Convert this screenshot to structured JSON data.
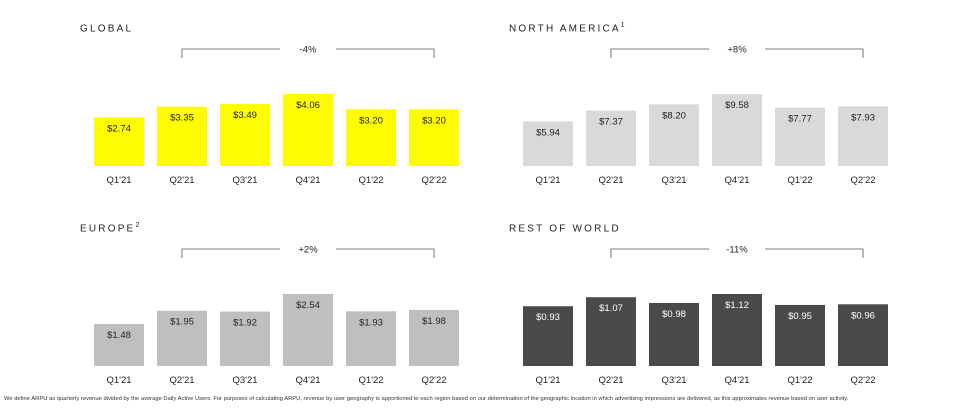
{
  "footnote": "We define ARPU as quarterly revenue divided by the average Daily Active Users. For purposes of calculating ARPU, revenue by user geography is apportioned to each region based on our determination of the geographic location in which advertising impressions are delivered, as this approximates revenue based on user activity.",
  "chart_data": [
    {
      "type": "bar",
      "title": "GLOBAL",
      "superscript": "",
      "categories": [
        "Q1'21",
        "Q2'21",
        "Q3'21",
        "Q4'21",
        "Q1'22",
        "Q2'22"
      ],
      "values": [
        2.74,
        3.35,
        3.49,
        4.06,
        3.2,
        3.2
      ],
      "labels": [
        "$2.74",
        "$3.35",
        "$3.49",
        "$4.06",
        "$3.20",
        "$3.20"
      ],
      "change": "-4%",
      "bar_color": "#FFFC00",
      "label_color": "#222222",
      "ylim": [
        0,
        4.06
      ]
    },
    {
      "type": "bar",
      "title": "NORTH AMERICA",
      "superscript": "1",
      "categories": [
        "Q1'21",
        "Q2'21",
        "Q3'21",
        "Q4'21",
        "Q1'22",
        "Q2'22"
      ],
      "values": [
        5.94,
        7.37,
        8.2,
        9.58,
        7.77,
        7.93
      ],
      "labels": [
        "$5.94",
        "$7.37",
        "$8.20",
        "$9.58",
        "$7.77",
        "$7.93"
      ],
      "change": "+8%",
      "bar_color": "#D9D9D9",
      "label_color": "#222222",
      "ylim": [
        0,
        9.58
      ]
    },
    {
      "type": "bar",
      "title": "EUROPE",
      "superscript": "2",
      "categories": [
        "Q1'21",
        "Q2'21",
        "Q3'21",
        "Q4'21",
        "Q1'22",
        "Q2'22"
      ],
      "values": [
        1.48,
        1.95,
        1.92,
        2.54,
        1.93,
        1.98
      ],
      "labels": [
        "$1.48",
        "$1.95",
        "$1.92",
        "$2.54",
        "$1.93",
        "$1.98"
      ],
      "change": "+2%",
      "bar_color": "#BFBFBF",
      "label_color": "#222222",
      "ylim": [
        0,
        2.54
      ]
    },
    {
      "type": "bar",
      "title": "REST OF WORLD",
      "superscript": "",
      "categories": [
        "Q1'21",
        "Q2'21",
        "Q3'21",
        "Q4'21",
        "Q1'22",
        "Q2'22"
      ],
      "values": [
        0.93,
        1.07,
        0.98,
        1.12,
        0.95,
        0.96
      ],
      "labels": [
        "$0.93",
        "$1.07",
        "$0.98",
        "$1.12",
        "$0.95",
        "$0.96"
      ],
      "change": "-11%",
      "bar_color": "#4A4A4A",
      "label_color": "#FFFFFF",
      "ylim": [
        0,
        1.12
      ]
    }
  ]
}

....

Identify which lines contain the word "this" and copy each one.

THE OUTPUT →
Convert this screenshot to structured JSON data.
  "footnote": "We define ARPU as quarterly revenue divided by the average Daily Active Users. For purposes of calculating ARPU, revenue by user geography is apportioned to each region based on our determination of the geographic location in which advertising impressions are delivered, as this approximates revenue based on user activity.",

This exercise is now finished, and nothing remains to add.